All of the data needs to be repeated exactly.

########################################

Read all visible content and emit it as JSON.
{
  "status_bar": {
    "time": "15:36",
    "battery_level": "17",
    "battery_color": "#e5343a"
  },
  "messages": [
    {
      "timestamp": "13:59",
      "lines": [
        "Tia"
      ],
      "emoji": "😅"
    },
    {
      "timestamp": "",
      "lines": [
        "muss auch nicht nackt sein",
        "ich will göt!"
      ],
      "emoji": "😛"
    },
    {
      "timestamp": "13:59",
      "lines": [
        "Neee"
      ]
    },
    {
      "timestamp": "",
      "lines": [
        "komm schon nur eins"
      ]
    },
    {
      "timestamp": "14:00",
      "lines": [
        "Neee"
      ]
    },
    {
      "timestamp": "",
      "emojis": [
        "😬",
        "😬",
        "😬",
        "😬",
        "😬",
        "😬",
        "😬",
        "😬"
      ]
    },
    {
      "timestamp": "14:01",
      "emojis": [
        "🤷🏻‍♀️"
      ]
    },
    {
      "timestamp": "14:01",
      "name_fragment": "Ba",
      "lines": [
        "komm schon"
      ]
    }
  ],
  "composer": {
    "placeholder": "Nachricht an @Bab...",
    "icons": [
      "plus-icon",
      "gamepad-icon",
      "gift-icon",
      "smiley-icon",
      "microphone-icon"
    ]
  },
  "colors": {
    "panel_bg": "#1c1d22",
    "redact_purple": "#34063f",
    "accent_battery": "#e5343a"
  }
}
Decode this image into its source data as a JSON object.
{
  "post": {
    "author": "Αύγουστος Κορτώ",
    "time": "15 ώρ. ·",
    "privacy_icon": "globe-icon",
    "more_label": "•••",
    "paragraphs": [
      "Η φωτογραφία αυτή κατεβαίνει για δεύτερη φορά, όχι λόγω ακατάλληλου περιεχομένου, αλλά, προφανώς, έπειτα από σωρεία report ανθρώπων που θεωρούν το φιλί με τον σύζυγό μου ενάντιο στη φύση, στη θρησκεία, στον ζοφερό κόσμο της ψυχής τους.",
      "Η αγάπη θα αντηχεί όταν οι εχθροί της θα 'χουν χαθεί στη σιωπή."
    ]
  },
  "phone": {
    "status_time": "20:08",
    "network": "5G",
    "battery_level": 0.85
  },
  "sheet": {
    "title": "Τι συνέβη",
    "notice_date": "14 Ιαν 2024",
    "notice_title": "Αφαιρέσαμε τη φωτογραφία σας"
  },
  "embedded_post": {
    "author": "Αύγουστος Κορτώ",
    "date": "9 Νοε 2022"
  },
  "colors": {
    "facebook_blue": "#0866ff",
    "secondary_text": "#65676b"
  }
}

########################################

Task result
Read all visible content and emit it as JSON.
{
  "status_bar": {
    "time": "15:36",
    "battery_level": "17",
    "battery_color": "#e5343a"
  },
  "messages": [
    {
      "timestamp": "13:59",
      "lines": [
        "Tia"
      ],
      "emoji": "😅"
    },
    {
      "timestamp": "",
      "lines": [
        "muss auch nicht nackt sein",
        "ich will göt!"
      ],
      "emoji": "😛"
    },
    {
      "timestamp": "13:59",
      "lines": [
        "Neee"
      ]
    },
    {
      "timestamp": "",
      "lines": [
        "komm schon nur eins"
      ]
    },
    {
      "timestamp": "14:00",
      "lines": [
        "Neee"
      ]
    },
    {
      "timestamp": "",
      "emojis": [
        "😬",
        "😬",
        "😬",
        "😬",
        "😬",
        "😬",
        "😬",
        "😬"
      ]
    },
    {
      "timestamp": "14:01",
      "emojis": [
        "🤷🏻‍♀️"
      ]
    },
    {
      "timestamp": "14:01",
      "name_fragment": "Ba",
      "lines": [
        "komm schon"
      ]
    }
  ],
  "composer": {
    "placeholder": "Nachricht an @Bab...",
    "icons": [
      "plus-icon",
      "gamepad-icon",
      "gift-icon",
      "smiley-icon",
      "microphone-icon"
    ]
  },
  "colors": {
    "panel_bg": "#1c1d22",
    "redact_purple": "#34063f",
    "accent_battery": "#e5343a"
  }
}
Decode this image into its source data as a JSON object.
{
  "post": {
    "author": "Αύγουστος Κορτώ",
    "time": "15 ώρ. ·",
    "privacy_icon": "globe-icon",
    "more_label": "•••",
    "paragraphs": [
      "Η φωτογραφία αυτή κατεβαίνει για δεύτερη φορά, όχι λόγω ακατάλληλου περιεχομένου, αλλά, προφανώς, έπειτα από σωρεία report ανθρώπων που θεωρούν το φιλί με τον σύζυγό μου ενάντιο στη φύση, στη θρησκεία, στον ζοφερό κόσμο της ψυχής τους.",
      "Η αγάπη θα αντηχεί όταν οι εχθροί της θα 'χουν χαθεί στη σιωπή."
    ]
  },
  "phone": {
    "status_time": "20:08",
    "network": "5G",
    "battery_level": 0.85
  },
  "sheet": {
    "title": "Τι συνέβη",
    "notice_date": "14 Ιαν 2024",
    "notice_title": "Αφαιρέσαμε τη φωτογραφία σας"
  },
  "embedded_post": {
    "author": "Αύγουστος Κορτώ",
    "date": "9 Νοε 2022"
  },
  "colors": {
    "facebook_blue": "#0866ff",
    "secondary_text": "#65676b"
  }
}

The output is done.